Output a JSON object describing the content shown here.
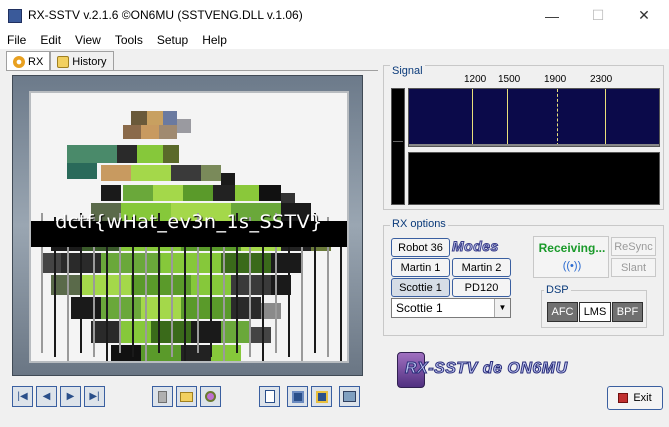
{
  "window": {
    "title": "RX-SSTV v.2.1.6 ©ON6MU (SSTVENG.DLL v.1.06)",
    "controls": {
      "minimize": "—",
      "maximize": "☐",
      "close": "✕"
    }
  },
  "menu": [
    "File",
    "Edit",
    "View",
    "Tools",
    "Setup",
    "Help"
  ],
  "tabs": [
    {
      "label": "RX",
      "icon": "gear-icon"
    },
    {
      "label": "History",
      "icon": "history-icon"
    }
  ],
  "image": {
    "overlay_text": "dctf{wHat_ev3n_1s_SSTV}"
  },
  "toolbar": {
    "nav": [
      "first-icon",
      "prev-icon",
      "next-icon",
      "last-icon"
    ],
    "file": [
      "trash-icon",
      "open-folder-icon",
      "zoom-icon"
    ],
    "save": [
      "copy-icon",
      "save-icon",
      "save-as-icon",
      "scan-icon"
    ]
  },
  "signal": {
    "label": "Signal",
    "freqs": [
      "1200",
      "1500",
      "1900",
      "2300"
    ]
  },
  "rx_options": {
    "label": "RX options",
    "modes_logo": "Modes",
    "buttons": {
      "robot36": "Robot 36",
      "martin1": "Martin 1",
      "martin2": "Martin 2",
      "scottie1": "Scottie 1",
      "pd120": "PD120"
    },
    "selected_mode": "Scottie 1",
    "status": "Receiving...",
    "resync": "ReSync",
    "slant": "Slant"
  },
  "dsp": {
    "label": "DSP",
    "afc": "AFC",
    "lms": "LMS",
    "bpf": "BPF"
  },
  "logo": {
    "text": "RX-SSTV de ON6MU"
  },
  "exit_label": "Exit",
  "colors": {
    "accent": "#3a5fa0",
    "receiving": "#1a9a2a",
    "signal_bg": "#0b0a4a",
    "waterfall_line": "#e8e07a"
  }
}
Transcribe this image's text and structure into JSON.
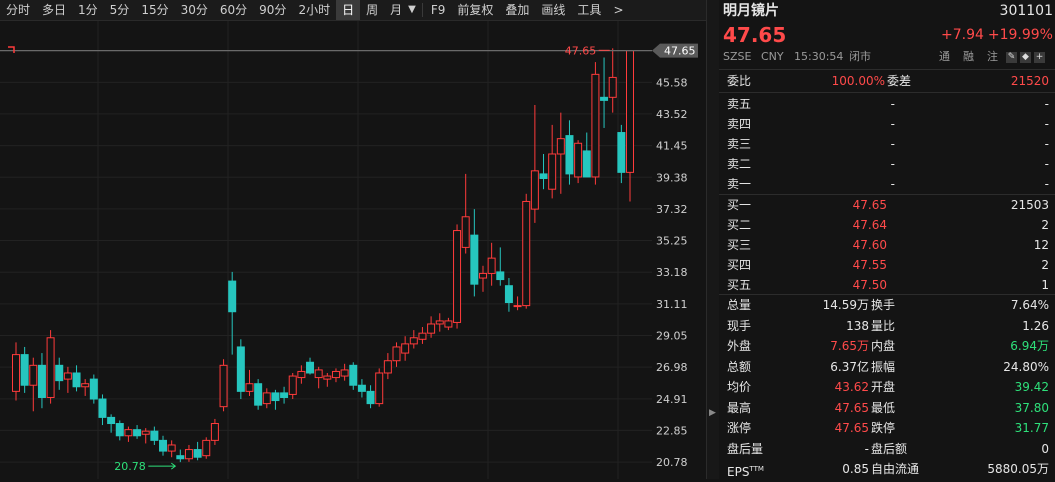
{
  "toolbar": {
    "items": [
      "分时",
      "多日",
      "1分",
      "5分",
      "15分",
      "30分",
      "60分",
      "90分",
      "2小时",
      "日",
      "周",
      "月"
    ],
    "active_index": 9,
    "f9": "F9",
    "restore": "前复权",
    "overlay": "叠加",
    "draw": "画线",
    "tools": "工具",
    "more": ">"
  },
  "chart_data": {
    "type": "candlestick",
    "ylim": [
      20.2,
      48.8
    ],
    "y_ticks": [
      "47.65",
      "45.58",
      "43.52",
      "41.45",
      "39.38",
      "37.32",
      "35.25",
      "33.18",
      "31.11",
      "29.05",
      "26.98",
      "24.91",
      "22.85",
      "20.78"
    ],
    "current_price_label": "47.65",
    "high_annotation": "47.65",
    "low_annotation": "20.78",
    "candles": [
      {
        "o": 25.4,
        "h": 28.6,
        "l": 24.8,
        "c": 27.8
      },
      {
        "o": 27.8,
        "h": 28.3,
        "l": 25.3,
        "c": 25.8
      },
      {
        "o": 25.8,
        "h": 27.6,
        "l": 24.1,
        "c": 27.1
      },
      {
        "o": 27.1,
        "h": 27.9,
        "l": 24.3,
        "c": 25.0
      },
      {
        "o": 25.0,
        "h": 29.4,
        "l": 24.6,
        "c": 28.9
      },
      {
        "o": 27.1,
        "h": 27.6,
        "l": 25.5,
        "c": 26.1
      },
      {
        "o": 26.2,
        "h": 27.0,
        "l": 25.3,
        "c": 26.6
      },
      {
        "o": 26.6,
        "h": 27.1,
        "l": 25.4,
        "c": 25.7
      },
      {
        "o": 25.7,
        "h": 26.2,
        "l": 25.1,
        "c": 25.9
      },
      {
        "o": 26.2,
        "h": 26.5,
        "l": 24.6,
        "c": 24.9
      },
      {
        "o": 24.9,
        "h": 25.2,
        "l": 23.2,
        "c": 23.7
      },
      {
        "o": 23.7,
        "h": 23.9,
        "l": 22.7,
        "c": 23.3
      },
      {
        "o": 23.3,
        "h": 23.5,
        "l": 22.2,
        "c": 22.5
      },
      {
        "o": 22.5,
        "h": 23.1,
        "l": 22.1,
        "c": 22.9
      },
      {
        "o": 22.9,
        "h": 23.2,
        "l": 22.3,
        "c": 22.5
      },
      {
        "o": 22.6,
        "h": 23.0,
        "l": 22.0,
        "c": 22.8
      },
      {
        "o": 22.8,
        "h": 23.1,
        "l": 21.9,
        "c": 22.2
      },
      {
        "o": 22.2,
        "h": 22.5,
        "l": 21.2,
        "c": 21.5
      },
      {
        "o": 21.5,
        "h": 22.2,
        "l": 21.1,
        "c": 21.9
      },
      {
        "o": 21.2,
        "h": 21.6,
        "l": 20.78,
        "c": 21.0
      },
      {
        "o": 21.0,
        "h": 21.9,
        "l": 20.8,
        "c": 21.6
      },
      {
        "o": 21.6,
        "h": 22.1,
        "l": 20.9,
        "c": 21.1
      },
      {
        "o": 21.2,
        "h": 22.4,
        "l": 21.0,
        "c": 22.2
      },
      {
        "o": 22.2,
        "h": 23.6,
        "l": 21.9,
        "c": 23.3
      },
      {
        "o": 24.4,
        "h": 27.5,
        "l": 24.1,
        "c": 27.1
      },
      {
        "o": 32.6,
        "h": 33.2,
        "l": 27.8,
        "c": 30.6
      },
      {
        "o": 28.3,
        "h": 28.8,
        "l": 24.9,
        "c": 25.4
      },
      {
        "o": 25.4,
        "h": 26.8,
        "l": 25.1,
        "c": 25.9
      },
      {
        "o": 25.9,
        "h": 26.2,
        "l": 24.2,
        "c": 24.5
      },
      {
        "o": 24.6,
        "h": 25.6,
        "l": 24.3,
        "c": 25.3
      },
      {
        "o": 25.3,
        "h": 25.5,
        "l": 24.2,
        "c": 24.8
      },
      {
        "o": 25.3,
        "h": 25.7,
        "l": 24.6,
        "c": 25.0
      },
      {
        "o": 25.2,
        "h": 26.6,
        "l": 24.9,
        "c": 26.4
      },
      {
        "o": 26.3,
        "h": 27.1,
        "l": 25.9,
        "c": 26.7
      },
      {
        "o": 27.3,
        "h": 27.6,
        "l": 26.5,
        "c": 26.6
      },
      {
        "o": 26.3,
        "h": 27.0,
        "l": 25.6,
        "c": 26.8
      },
      {
        "o": 26.2,
        "h": 26.6,
        "l": 25.7,
        "c": 26.4
      },
      {
        "o": 26.3,
        "h": 26.9,
        "l": 26.0,
        "c": 26.7
      },
      {
        "o": 26.4,
        "h": 27.2,
        "l": 26.1,
        "c": 26.8
      },
      {
        "o": 27.1,
        "h": 27.3,
        "l": 25.5,
        "c": 25.8
      },
      {
        "o": 25.8,
        "h": 26.2,
        "l": 25.0,
        "c": 25.4
      },
      {
        "o": 25.4,
        "h": 25.8,
        "l": 24.3,
        "c": 24.6
      },
      {
        "o": 24.6,
        "h": 26.9,
        "l": 24.4,
        "c": 26.6
      },
      {
        "o": 26.6,
        "h": 27.9,
        "l": 26.2,
        "c": 27.4
      },
      {
        "o": 27.4,
        "h": 28.6,
        "l": 27.0,
        "c": 28.3
      },
      {
        "o": 27.9,
        "h": 29.0,
        "l": 27.4,
        "c": 28.5
      },
      {
        "o": 28.5,
        "h": 29.4,
        "l": 28.2,
        "c": 28.9
      },
      {
        "o": 28.8,
        "h": 29.6,
        "l": 28.5,
        "c": 29.2
      },
      {
        "o": 29.2,
        "h": 30.3,
        "l": 28.9,
        "c": 29.8
      },
      {
        "o": 29.8,
        "h": 30.5,
        "l": 29.3,
        "c": 30.0
      },
      {
        "o": 29.6,
        "h": 30.2,
        "l": 29.4,
        "c": 30.0
      },
      {
        "o": 29.9,
        "h": 36.3,
        "l": 29.5,
        "c": 35.9
      },
      {
        "o": 34.8,
        "h": 39.6,
        "l": 34.4,
        "c": 36.8
      },
      {
        "o": 35.6,
        "h": 37.3,
        "l": 31.6,
        "c": 32.4
      },
      {
        "o": 32.8,
        "h": 33.6,
        "l": 31.9,
        "c": 33.1
      },
      {
        "o": 33.1,
        "h": 35.1,
        "l": 32.3,
        "c": 34.1
      },
      {
        "o": 33.2,
        "h": 34.8,
        "l": 32.3,
        "c": 32.7
      },
      {
        "o": 32.3,
        "h": 32.8,
        "l": 30.6,
        "c": 31.2
      },
      {
        "o": 31.0,
        "h": 31.6,
        "l": 30.7,
        "c": 31.0
      },
      {
        "o": 31.0,
        "h": 38.3,
        "l": 30.8,
        "c": 37.8
      },
      {
        "o": 37.3,
        "h": 44.1,
        "l": 36.4,
        "c": 39.8
      },
      {
        "o": 39.6,
        "h": 40.9,
        "l": 38.6,
        "c": 39.3
      },
      {
        "o": 38.6,
        "h": 42.8,
        "l": 38.0,
        "c": 40.9
      },
      {
        "o": 40.9,
        "h": 43.6,
        "l": 38.3,
        "c": 41.9
      },
      {
        "o": 42.1,
        "h": 43.1,
        "l": 38.9,
        "c": 39.6
      },
      {
        "o": 39.4,
        "h": 41.8,
        "l": 39.0,
        "c": 41.6
      },
      {
        "o": 41.1,
        "h": 42.3,
        "l": 39.6,
        "c": 39.4
      },
      {
        "o": 39.4,
        "h": 46.9,
        "l": 38.9,
        "c": 46.1
      },
      {
        "o": 44.6,
        "h": 47.2,
        "l": 42.6,
        "c": 44.4
      },
      {
        "o": 44.6,
        "h": 47.8,
        "l": 43.6,
        "c": 45.9
      },
      {
        "o": 42.3,
        "h": 42.8,
        "l": 39.0,
        "c": 39.7
      },
      {
        "o": 39.7,
        "h": 47.65,
        "l": 37.8,
        "c": 47.65
      }
    ]
  },
  "quote": {
    "name": "明月镜片",
    "code": "301101",
    "price": "47.65",
    "change": "+7.94",
    "change_pct": "+19.99%",
    "exchange": "SZSE",
    "currency": "CNY",
    "time": "15:30:54",
    "status": "闭市",
    "tag1": "通",
    "tag2": "融",
    "tag3": "注",
    "webi_label": "委比",
    "webi": "100.00%",
    "weicha_label": "委差",
    "weicha": "21520",
    "asks": [
      {
        "label": "卖五",
        "price": "-",
        "vol": "-"
      },
      {
        "label": "卖四",
        "price": "-",
        "vol": "-"
      },
      {
        "label": "卖三",
        "price": "-",
        "vol": "-"
      },
      {
        "label": "卖二",
        "price": "-",
        "vol": "-"
      },
      {
        "label": "卖一",
        "price": "-",
        "vol": "-"
      }
    ],
    "bids": [
      {
        "label": "买一",
        "price": "47.65",
        "vol": "21503"
      },
      {
        "label": "买二",
        "price": "47.64",
        "vol": "2"
      },
      {
        "label": "买三",
        "price": "47.60",
        "vol": "12"
      },
      {
        "label": "买四",
        "price": "47.55",
        "vol": "2"
      },
      {
        "label": "买五",
        "price": "47.50",
        "vol": "1"
      }
    ],
    "stats": [
      {
        "l1": "总量",
        "v1": "14.59万",
        "c1": "white",
        "l2": "换手",
        "v2": "7.64%",
        "c2": "white"
      },
      {
        "l1": "现手",
        "v1": "138",
        "c1": "white",
        "l2": "量比",
        "v2": "1.26",
        "c2": "white"
      },
      {
        "l1": "外盘",
        "v1": "7.65万",
        "c1": "red",
        "l2": "内盘",
        "v2": "6.94万",
        "c2": "green"
      },
      {
        "l1": "总额",
        "v1": "6.37亿",
        "c1": "white",
        "l2": "振幅",
        "v2": "24.80%",
        "c2": "white"
      },
      {
        "l1": "均价",
        "v1": "43.62",
        "c1": "red",
        "l2": "开盘",
        "v2": "39.42",
        "c2": "green"
      },
      {
        "l1": "最高",
        "v1": "47.65",
        "c1": "red",
        "l2": "最低",
        "v2": "37.80",
        "c2": "green"
      },
      {
        "l1": "涨停",
        "v1": "47.65",
        "c1": "red",
        "l2": "跌停",
        "v2": "31.77",
        "c2": "green"
      },
      {
        "l1": "盘后量",
        "v1": "-",
        "c1": "white",
        "l2": "盘后额",
        "v2": "0",
        "c2": "white"
      },
      {
        "l1": "EPS",
        "v1": "0.85",
        "c1": "white",
        "l2": "自由流通",
        "v2": "5880.05万",
        "c2": "white"
      }
    ],
    "eps_sup": "TTM"
  },
  "colors": {
    "up": "#ff3b3b",
    "down": "#26c6bf",
    "bg": "#141414"
  }
}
######
• [WHAT TO PRODUCE]:
Which lines hold the word "image"? Show each one.

• [FINISHED TASK]:
  "image": {
Transcribe this image's text and structure into JSON.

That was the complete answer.